--- Items ---
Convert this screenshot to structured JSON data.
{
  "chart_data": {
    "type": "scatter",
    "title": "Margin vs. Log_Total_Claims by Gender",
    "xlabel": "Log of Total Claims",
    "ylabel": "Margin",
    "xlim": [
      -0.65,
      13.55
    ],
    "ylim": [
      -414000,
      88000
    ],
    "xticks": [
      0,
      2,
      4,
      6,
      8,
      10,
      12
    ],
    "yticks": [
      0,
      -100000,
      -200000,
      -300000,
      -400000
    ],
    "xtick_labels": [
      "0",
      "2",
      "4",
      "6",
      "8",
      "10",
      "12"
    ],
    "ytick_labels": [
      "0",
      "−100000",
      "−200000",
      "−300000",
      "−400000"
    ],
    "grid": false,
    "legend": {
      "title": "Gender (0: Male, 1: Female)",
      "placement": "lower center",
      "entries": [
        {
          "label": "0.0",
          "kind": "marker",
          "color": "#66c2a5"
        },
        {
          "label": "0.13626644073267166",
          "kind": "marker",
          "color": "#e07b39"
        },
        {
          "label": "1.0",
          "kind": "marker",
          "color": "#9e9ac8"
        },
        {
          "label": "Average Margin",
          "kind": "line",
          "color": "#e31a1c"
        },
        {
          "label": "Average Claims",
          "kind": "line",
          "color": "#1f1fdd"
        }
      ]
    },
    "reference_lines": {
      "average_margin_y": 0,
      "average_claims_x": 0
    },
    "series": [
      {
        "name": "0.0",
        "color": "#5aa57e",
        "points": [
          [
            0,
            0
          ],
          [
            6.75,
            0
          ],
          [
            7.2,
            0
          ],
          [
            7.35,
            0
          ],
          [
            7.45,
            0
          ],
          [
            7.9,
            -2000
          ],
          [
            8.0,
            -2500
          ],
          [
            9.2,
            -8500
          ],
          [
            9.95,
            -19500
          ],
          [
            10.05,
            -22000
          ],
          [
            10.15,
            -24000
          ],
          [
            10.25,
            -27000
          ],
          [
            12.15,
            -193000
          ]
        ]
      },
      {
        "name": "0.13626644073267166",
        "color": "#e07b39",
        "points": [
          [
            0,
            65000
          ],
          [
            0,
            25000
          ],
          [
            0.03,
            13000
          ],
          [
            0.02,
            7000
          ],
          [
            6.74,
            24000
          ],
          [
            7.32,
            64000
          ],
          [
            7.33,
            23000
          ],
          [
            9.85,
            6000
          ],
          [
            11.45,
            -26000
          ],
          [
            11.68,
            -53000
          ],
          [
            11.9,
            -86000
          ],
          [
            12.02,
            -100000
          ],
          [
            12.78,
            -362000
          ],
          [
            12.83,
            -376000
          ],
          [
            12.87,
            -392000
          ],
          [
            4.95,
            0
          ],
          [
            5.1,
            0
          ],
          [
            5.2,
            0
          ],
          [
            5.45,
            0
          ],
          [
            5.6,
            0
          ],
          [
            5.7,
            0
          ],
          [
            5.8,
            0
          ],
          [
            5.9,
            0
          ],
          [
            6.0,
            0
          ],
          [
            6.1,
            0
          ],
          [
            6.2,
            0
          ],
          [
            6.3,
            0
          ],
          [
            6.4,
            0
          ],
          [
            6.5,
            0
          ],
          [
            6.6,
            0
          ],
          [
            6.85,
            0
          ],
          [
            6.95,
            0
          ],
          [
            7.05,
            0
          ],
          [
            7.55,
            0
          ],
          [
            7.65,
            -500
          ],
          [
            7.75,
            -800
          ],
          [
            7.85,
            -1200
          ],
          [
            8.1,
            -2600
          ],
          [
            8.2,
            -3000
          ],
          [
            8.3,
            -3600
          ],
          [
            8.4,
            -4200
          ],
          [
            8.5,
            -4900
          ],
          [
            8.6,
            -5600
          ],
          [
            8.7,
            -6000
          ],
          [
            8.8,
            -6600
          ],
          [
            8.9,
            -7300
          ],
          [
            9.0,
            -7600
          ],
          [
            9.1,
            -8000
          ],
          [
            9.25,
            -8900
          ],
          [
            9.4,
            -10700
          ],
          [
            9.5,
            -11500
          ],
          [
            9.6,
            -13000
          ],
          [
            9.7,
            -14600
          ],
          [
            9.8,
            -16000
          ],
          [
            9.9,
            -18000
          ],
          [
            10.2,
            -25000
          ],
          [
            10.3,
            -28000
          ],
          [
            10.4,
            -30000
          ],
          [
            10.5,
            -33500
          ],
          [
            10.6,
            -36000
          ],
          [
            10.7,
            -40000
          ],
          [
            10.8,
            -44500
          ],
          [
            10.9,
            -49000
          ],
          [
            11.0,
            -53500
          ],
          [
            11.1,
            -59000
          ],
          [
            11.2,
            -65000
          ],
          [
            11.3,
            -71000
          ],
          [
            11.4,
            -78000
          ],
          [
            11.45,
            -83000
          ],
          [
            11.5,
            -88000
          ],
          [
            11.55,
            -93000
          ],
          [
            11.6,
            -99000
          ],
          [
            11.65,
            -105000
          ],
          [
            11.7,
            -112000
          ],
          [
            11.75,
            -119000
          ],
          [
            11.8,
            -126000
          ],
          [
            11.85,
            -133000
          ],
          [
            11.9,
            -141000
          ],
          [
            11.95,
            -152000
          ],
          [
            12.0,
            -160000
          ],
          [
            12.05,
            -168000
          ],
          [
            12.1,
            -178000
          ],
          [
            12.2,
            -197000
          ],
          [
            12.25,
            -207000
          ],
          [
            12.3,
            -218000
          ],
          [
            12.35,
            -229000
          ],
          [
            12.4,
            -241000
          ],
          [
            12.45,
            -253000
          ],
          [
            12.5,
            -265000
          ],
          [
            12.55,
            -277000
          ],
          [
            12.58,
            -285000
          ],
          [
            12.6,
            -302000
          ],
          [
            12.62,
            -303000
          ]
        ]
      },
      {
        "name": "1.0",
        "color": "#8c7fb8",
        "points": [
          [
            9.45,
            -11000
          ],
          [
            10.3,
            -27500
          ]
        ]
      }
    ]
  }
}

--- Work to be completed ---
Extract the full listing above without altering anything.

--- Response to the task ---
Convert this screenshot to structured JSON data.
{
  "chart_data": {
    "type": "scatter",
    "title": "Margin vs. Log_Total_Claims by Gender",
    "xlabel": "Log of Total Claims",
    "ylabel": "Margin",
    "xlim": [
      -0.65,
      13.55
    ],
    "ylim": [
      -414000,
      88000
    ],
    "xticks": [
      0,
      2,
      4,
      6,
      8,
      10,
      12
    ],
    "yticks": [
      0,
      -100000,
      -200000,
      -300000,
      -400000
    ],
    "xtick_labels": [
      "0",
      "2",
      "4",
      "6",
      "8",
      "10",
      "12"
    ],
    "ytick_labels": [
      "0",
      "−100000",
      "−200000",
      "−300000",
      "−400000"
    ],
    "grid": false,
    "legend": {
      "title": "Gender (0: Male, 1: Female)",
      "placement": "lower center",
      "entries": [
        {
          "label": "0.0",
          "kind": "marker",
          "color": "#66c2a5"
        },
        {
          "label": "0.13626644073267166",
          "kind": "marker",
          "color": "#e07b39"
        },
        {
          "label": "1.0",
          "kind": "marker",
          "color": "#9e9ac8"
        },
        {
          "label": "Average Margin",
          "kind": "line",
          "color": "#e31a1c"
        },
        {
          "label": "Average Claims",
          "kind": "line",
          "color": "#1f1fdd"
        }
      ]
    },
    "reference_lines": {
      "average_margin_y": 0,
      "average_claims_x": 0
    },
    "series": [
      {
        "name": "0.0",
        "color": "#5aa57e",
        "points": [
          [
            0,
            0
          ],
          [
            6.75,
            0
          ],
          [
            7.2,
            0
          ],
          [
            7.35,
            0
          ],
          [
            7.45,
            0
          ],
          [
            7.9,
            -2000
          ],
          [
            8.0,
            -2500
          ],
          [
            9.2,
            -8500
          ],
          [
            9.95,
            -19500
          ],
          [
            10.05,
            -22000
          ],
          [
            10.15,
            -24000
          ],
          [
            10.25,
            -27000
          ],
          [
            12.15,
            -193000
          ]
        ]
      },
      {
        "name": "0.13626644073267166",
        "color": "#e07b39",
        "points": [
          [
            0,
            65000
          ],
          [
            0,
            25000
          ],
          [
            0.03,
            13000
          ],
          [
            0.02,
            7000
          ],
          [
            6.74,
            24000
          ],
          [
            7.32,
            64000
          ],
          [
            7.33,
            23000
          ],
          [
            9.85,
            6000
          ],
          [
            11.45,
            -26000
          ],
          [
            11.68,
            -53000
          ],
          [
            11.9,
            -86000
          ],
          [
            12.02,
            -100000
          ],
          [
            12.78,
            -362000
          ],
          [
            12.83,
            -376000
          ],
          [
            12.87,
            -392000
          ],
          [
            4.95,
            0
          ],
          [
            5.1,
            0
          ],
          [
            5.2,
            0
          ],
          [
            5.45,
            0
          ],
          [
            5.6,
            0
          ],
          [
            5.7,
            0
          ],
          [
            5.8,
            0
          ],
          [
            5.9,
            0
          ],
          [
            6.0,
            0
          ],
          [
            6.1,
            0
          ],
          [
            6.2,
            0
          ],
          [
            6.3,
            0
          ],
          [
            6.4,
            0
          ],
          [
            6.5,
            0
          ],
          [
            6.6,
            0
          ],
          [
            6.85,
            0
          ],
          [
            6.95,
            0
          ],
          [
            7.05,
            0
          ],
          [
            7.55,
            0
          ],
          [
            7.65,
            -500
          ],
          [
            7.75,
            -800
          ],
          [
            7.85,
            -1200
          ],
          [
            8.1,
            -2600
          ],
          [
            8.2,
            -3000
          ],
          [
            8.3,
            -3600
          ],
          [
            8.4,
            -4200
          ],
          [
            8.5,
            -4900
          ],
          [
            8.6,
            -5600
          ],
          [
            8.7,
            -6000
          ],
          [
            8.8,
            -6600
          ],
          [
            8.9,
            -7300
          ],
          [
            9.0,
            -7600
          ],
          [
            9.1,
            -8000
          ],
          [
            9.25,
            -8900
          ],
          [
            9.4,
            -10700
          ],
          [
            9.5,
            -11500
          ],
          [
            9.6,
            -13000
          ],
          [
            9.7,
            -14600
          ],
          [
            9.8,
            -16000
          ],
          [
            9.9,
            -18000
          ],
          [
            10.2,
            -25000
          ],
          [
            10.3,
            -28000
          ],
          [
            10.4,
            -30000
          ],
          [
            10.5,
            -33500
          ],
          [
            10.6,
            -36000
          ],
          [
            10.7,
            -40000
          ],
          [
            10.8,
            -44500
          ],
          [
            10.9,
            -49000
          ],
          [
            11.0,
            -53500
          ],
          [
            11.1,
            -59000
          ],
          [
            11.2,
            -65000
          ],
          [
            11.3,
            -71000
          ],
          [
            11.4,
            -78000
          ],
          [
            11.45,
            -83000
          ],
          [
            11.5,
            -88000
          ],
          [
            11.55,
            -93000
          ],
          [
            11.6,
            -99000
          ],
          [
            11.65,
            -105000
          ],
          [
            11.7,
            -112000
          ],
          [
            11.75,
            -119000
          ],
          [
            11.8,
            -126000
          ],
          [
            11.85,
            -133000
          ],
          [
            11.9,
            -141000
          ],
          [
            11.95,
            -152000
          ],
          [
            12.0,
            -160000
          ],
          [
            12.05,
            -168000
          ],
          [
            12.1,
            -178000
          ],
          [
            12.2,
            -197000
          ],
          [
            12.25,
            -207000
          ],
          [
            12.3,
            -218000
          ],
          [
            12.35,
            -229000
          ],
          [
            12.4,
            -241000
          ],
          [
            12.45,
            -253000
          ],
          [
            12.5,
            -265000
          ],
          [
            12.55,
            -277000
          ],
          [
            12.58,
            -285000
          ],
          [
            12.6,
            -302000
          ],
          [
            12.62,
            -303000
          ]
        ]
      },
      {
        "name": "1.0",
        "color": "#8c7fb8",
        "points": [
          [
            9.45,
            -11000
          ],
          [
            10.3,
            -27500
          ]
        ]
      }
    ]
  }
}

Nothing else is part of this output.